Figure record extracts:

[start]

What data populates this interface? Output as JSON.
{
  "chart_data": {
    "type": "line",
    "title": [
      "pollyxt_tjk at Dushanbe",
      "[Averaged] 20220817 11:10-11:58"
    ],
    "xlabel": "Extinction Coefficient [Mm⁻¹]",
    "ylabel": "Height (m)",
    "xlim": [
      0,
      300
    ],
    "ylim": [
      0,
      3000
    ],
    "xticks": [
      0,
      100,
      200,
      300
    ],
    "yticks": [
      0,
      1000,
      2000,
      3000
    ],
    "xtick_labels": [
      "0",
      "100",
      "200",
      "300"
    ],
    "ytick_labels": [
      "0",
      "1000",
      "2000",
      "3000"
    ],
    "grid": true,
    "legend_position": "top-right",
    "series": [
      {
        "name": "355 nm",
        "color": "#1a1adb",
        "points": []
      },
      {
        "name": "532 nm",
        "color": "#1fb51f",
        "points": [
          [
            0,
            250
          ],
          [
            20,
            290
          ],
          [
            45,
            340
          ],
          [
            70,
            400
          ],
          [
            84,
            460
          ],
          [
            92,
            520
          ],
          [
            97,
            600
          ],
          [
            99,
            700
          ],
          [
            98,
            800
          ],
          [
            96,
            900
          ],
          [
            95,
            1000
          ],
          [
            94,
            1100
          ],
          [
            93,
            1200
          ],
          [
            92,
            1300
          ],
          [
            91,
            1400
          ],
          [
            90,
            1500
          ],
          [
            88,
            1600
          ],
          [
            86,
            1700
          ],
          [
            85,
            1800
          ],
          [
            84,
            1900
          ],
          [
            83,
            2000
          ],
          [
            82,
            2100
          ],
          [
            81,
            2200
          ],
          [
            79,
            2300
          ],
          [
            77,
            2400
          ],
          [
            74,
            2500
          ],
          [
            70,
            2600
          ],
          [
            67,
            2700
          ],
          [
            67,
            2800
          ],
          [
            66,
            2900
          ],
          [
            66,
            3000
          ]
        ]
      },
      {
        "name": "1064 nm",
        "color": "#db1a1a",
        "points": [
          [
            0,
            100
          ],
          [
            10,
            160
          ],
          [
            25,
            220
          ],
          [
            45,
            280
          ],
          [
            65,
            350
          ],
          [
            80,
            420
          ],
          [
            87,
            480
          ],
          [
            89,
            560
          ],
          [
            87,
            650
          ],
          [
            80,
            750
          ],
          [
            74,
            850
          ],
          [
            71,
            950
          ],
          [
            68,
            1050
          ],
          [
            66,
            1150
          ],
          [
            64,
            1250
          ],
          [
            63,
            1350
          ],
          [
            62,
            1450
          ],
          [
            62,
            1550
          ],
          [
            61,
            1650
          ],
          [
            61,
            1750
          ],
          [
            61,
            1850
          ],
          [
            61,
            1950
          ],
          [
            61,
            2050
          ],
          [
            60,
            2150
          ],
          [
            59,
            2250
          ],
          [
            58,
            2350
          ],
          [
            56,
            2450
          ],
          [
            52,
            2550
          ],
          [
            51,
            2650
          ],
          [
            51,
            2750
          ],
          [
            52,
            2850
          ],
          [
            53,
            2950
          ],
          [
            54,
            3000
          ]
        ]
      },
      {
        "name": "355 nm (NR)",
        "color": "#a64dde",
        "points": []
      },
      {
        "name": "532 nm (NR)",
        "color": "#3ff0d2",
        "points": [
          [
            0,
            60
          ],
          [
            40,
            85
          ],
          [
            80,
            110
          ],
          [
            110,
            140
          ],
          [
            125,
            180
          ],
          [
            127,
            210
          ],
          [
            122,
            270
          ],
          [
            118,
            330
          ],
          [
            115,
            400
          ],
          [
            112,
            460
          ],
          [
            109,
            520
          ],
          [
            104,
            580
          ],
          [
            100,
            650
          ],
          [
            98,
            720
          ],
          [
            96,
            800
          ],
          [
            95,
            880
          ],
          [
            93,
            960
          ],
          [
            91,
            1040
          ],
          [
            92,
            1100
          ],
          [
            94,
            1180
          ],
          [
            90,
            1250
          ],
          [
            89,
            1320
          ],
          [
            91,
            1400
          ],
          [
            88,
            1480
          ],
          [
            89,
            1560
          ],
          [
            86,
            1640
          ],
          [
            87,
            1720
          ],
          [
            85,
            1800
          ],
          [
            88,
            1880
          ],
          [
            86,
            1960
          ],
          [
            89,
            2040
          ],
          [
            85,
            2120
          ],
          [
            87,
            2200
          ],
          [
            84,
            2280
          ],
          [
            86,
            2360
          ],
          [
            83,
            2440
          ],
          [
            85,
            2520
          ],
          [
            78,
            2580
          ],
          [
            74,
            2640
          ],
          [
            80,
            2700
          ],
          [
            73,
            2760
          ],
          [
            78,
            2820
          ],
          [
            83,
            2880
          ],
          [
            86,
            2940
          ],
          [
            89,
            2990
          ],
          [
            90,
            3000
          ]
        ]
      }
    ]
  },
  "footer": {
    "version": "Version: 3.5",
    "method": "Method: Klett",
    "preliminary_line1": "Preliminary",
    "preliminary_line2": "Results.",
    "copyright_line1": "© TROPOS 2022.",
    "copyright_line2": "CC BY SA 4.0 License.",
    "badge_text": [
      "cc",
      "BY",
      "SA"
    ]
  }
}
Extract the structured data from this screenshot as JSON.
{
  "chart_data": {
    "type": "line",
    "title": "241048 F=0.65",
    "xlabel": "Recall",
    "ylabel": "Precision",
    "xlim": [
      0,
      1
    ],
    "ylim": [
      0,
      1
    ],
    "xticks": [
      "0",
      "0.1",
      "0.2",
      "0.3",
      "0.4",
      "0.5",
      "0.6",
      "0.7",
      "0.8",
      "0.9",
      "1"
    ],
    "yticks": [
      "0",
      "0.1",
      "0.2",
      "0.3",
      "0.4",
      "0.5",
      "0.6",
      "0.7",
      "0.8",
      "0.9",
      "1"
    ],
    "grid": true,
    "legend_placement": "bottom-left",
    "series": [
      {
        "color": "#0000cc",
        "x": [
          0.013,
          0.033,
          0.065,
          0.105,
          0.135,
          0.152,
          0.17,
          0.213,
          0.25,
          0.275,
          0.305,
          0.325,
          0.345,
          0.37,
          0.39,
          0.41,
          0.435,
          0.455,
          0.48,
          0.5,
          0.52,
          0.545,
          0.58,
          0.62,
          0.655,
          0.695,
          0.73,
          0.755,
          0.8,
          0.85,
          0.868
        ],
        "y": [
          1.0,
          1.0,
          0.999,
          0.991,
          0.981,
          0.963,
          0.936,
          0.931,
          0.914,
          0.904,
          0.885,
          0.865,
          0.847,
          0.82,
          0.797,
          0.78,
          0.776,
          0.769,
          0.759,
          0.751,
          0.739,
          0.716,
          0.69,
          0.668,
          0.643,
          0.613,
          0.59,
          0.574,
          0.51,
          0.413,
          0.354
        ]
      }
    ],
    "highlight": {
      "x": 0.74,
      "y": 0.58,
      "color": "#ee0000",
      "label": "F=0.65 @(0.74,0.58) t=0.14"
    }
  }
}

[end]

### Required task:
Extract every entry above as it appears.

### Full answer:
What data populates this interface? Output as JSON.
{
  "chart_data": {
    "type": "line",
    "title": [
      "pollyxt_tjk at Dushanbe",
      "[Averaged] 20220817 11:10-11:58"
    ],
    "xlabel": "Extinction Coefficient [Mm⁻¹]",
    "ylabel": "Height (m)",
    "xlim": [
      0,
      300
    ],
    "ylim": [
      0,
      3000
    ],
    "xticks": [
      0,
      100,
      200,
      300
    ],
    "yticks": [
      0,
      1000,
      2000,
      3000
    ],
    "xtick_labels": [
      "0",
      "100",
      "200",
      "300"
    ],
    "ytick_labels": [
      "0",
      "1000",
      "2000",
      "3000"
    ],
    "grid": true,
    "legend_position": "top-right",
    "series": [
      {
        "name": "355 nm",
        "color": "#1a1adb",
        "points": []
      },
      {
        "name": "532 nm",
        "color": "#1fb51f",
        "points": [
          [
            0,
            250
          ],
          [
            20,
            290
          ],
          [
            45,
            340
          ],
          [
            70,
            400
          ],
          [
            84,
            460
          ],
          [
            92,
            520
          ],
          [
            97,
            600
          ],
          [
            99,
            700
          ],
          [
            98,
            800
          ],
          [
            96,
            900
          ],
          [
            95,
            1000
          ],
          [
            94,
            1100
          ],
          [
            93,
            1200
          ],
          [
            92,
            1300
          ],
          [
            91,
            1400
          ],
          [
            90,
            1500
          ],
          [
            88,
            1600
          ],
          [
            86,
            1700
          ],
          [
            85,
            1800
          ],
          [
            84,
            1900
          ],
          [
            83,
            2000
          ],
          [
            82,
            2100
          ],
          [
            81,
            2200
          ],
          [
            79,
            2300
          ],
          [
            77,
            2400
          ],
          [
            74,
            2500
          ],
          [
            70,
            2600
          ],
          [
            67,
            2700
          ],
          [
            67,
            2800
          ],
          [
            66,
            2900
          ],
          [
            66,
            3000
          ]
        ]
      },
      {
        "name": "1064 nm",
        "color": "#db1a1a",
        "points": [
          [
            0,
            100
          ],
          [
            10,
            160
          ],
          [
            25,
            220
          ],
          [
            45,
            280
          ],
          [
            65,
            350
          ],
          [
            80,
            420
          ],
          [
            87,
            480
          ],
          [
            89,
            560
          ],
          [
            87,
            650
          ],
          [
            80,
            750
          ],
          [
            74,
            850
          ],
          [
            71,
            950
          ],
          [
            68,
            1050
          ],
          [
            66,
            1150
          ],
          [
            64,
            1250
          ],
          [
            63,
            1350
          ],
          [
            62,
            1450
          ],
          [
            62,
            1550
          ],
          [
            61,
            1650
          ],
          [
            61,
            1750
          ],
          [
            61,
            1850
          ],
          [
            61,
            1950
          ],
          [
            61,
            2050
          ],
          [
            60,
            2150
          ],
          [
            59,
            2250
          ],
          [
            58,
            2350
          ],
          [
            56,
            2450
          ],
          [
            52,
            2550
          ],
          [
            51,
            2650
          ],
          [
            51,
            2750
          ],
          [
            52,
            2850
          ],
          [
            53,
            2950
          ],
          [
            54,
            3000
          ]
        ]
      },
      {
        "name": "355 nm (NR)",
        "color": "#a64dde",
        "points": []
      },
      {
        "name": "532 nm (NR)",
        "color": "#3ff0d2",
        "points": [
          [
            0,
            60
          ],
          [
            40,
            85
          ],
          [
            80,
            110
          ],
          [
            110,
            140
          ],
          [
            125,
            180
          ],
          [
            127,
            210
          ],
          [
            122,
            270
          ],
          [
            118,
            330
          ],
          [
            115,
            400
          ],
          [
            112,
            460
          ],
          [
            109,
            520
          ],
          [
            104,
            580
          ],
          [
            100,
            650
          ],
          [
            98,
            720
          ],
          [
            96,
            800
          ],
          [
            95,
            880
          ],
          [
            93,
            960
          ],
          [
            91,
            1040
          ],
          [
            92,
            1100
          ],
          [
            94,
            1180
          ],
          [
            90,
            1250
          ],
          [
            89,
            1320
          ],
          [
            91,
            1400
          ],
          [
            88,
            1480
          ],
          [
            89,
            1560
          ],
          [
            86,
            1640
          ],
          [
            87,
            1720
          ],
          [
            85,
            1800
          ],
          [
            88,
            1880
          ],
          [
            86,
            1960
          ],
          [
            89,
            2040
          ],
          [
            85,
            2120
          ],
          [
            87,
            2200
          ],
          [
            84,
            2280
          ],
          [
            86,
            2360
          ],
          [
            83,
            2440
          ],
          [
            85,
            2520
          ],
          [
            78,
            2580
          ],
          [
            74,
            2640
          ],
          [
            80,
            2700
          ],
          [
            73,
            2760
          ],
          [
            78,
            2820
          ],
          [
            83,
            2880
          ],
          [
            86,
            2940
          ],
          [
            89,
            2990
          ],
          [
            90,
            3000
          ]
        ]
      }
    ]
  },
  "footer": {
    "version": "Version: 3.5",
    "method": "Method: Klett",
    "preliminary_line1": "Preliminary",
    "preliminary_line2": "Results.",
    "copyright_line1": "© TROPOS 2022.",
    "copyright_line2": "CC BY SA 4.0 License.",
    "badge_text": [
      "cc",
      "BY",
      "SA"
    ]
  }
}
Extract the structured data from this screenshot as JSON.
{
  "chart_data": {
    "type": "line",
    "title": "241048 F=0.65",
    "xlabel": "Recall",
    "ylabel": "Precision",
    "xlim": [
      0,
      1
    ],
    "ylim": [
      0,
      1
    ],
    "xticks": [
      "0",
      "0.1",
      "0.2",
      "0.3",
      "0.4",
      "0.5",
      "0.6",
      "0.7",
      "0.8",
      "0.9",
      "1"
    ],
    "yticks": [
      "0",
      "0.1",
      "0.2",
      "0.3",
      "0.4",
      "0.5",
      "0.6",
      "0.7",
      "0.8",
      "0.9",
      "1"
    ],
    "grid": true,
    "legend_placement": "bottom-left",
    "series": [
      {
        "color": "#0000cc",
        "x": [
          0.013,
          0.033,
          0.065,
          0.105,
          0.135,
          0.152,
          0.17,
          0.213,
          0.25,
          0.275,
          0.305,
          0.325,
          0.345,
          0.37,
          0.39,
          0.41,
          0.435,
          0.455,
          0.48,
          0.5,
          0.52,
          0.545,
          0.58,
          0.62,
          0.655,
          0.695,
          0.73,
          0.755,
          0.8,
          0.85,
          0.868
        ],
        "y": [
          1.0,
          1.0,
          0.999,
          0.991,
          0.981,
          0.963,
          0.936,
          0.931,
          0.914,
          0.904,
          0.885,
          0.865,
          0.847,
          0.82,
          0.797,
          0.78,
          0.776,
          0.769,
          0.759,
          0.751,
          0.739,
          0.716,
          0.69,
          0.668,
          0.643,
          0.613,
          0.59,
          0.574,
          0.51,
          0.413,
          0.354
        ]
      }
    ],
    "highlight": {
      "x": 0.74,
      "y": 0.58,
      "color": "#ee0000",
      "label": "F=0.65 @(0.74,0.58) t=0.14"
    }
  }
}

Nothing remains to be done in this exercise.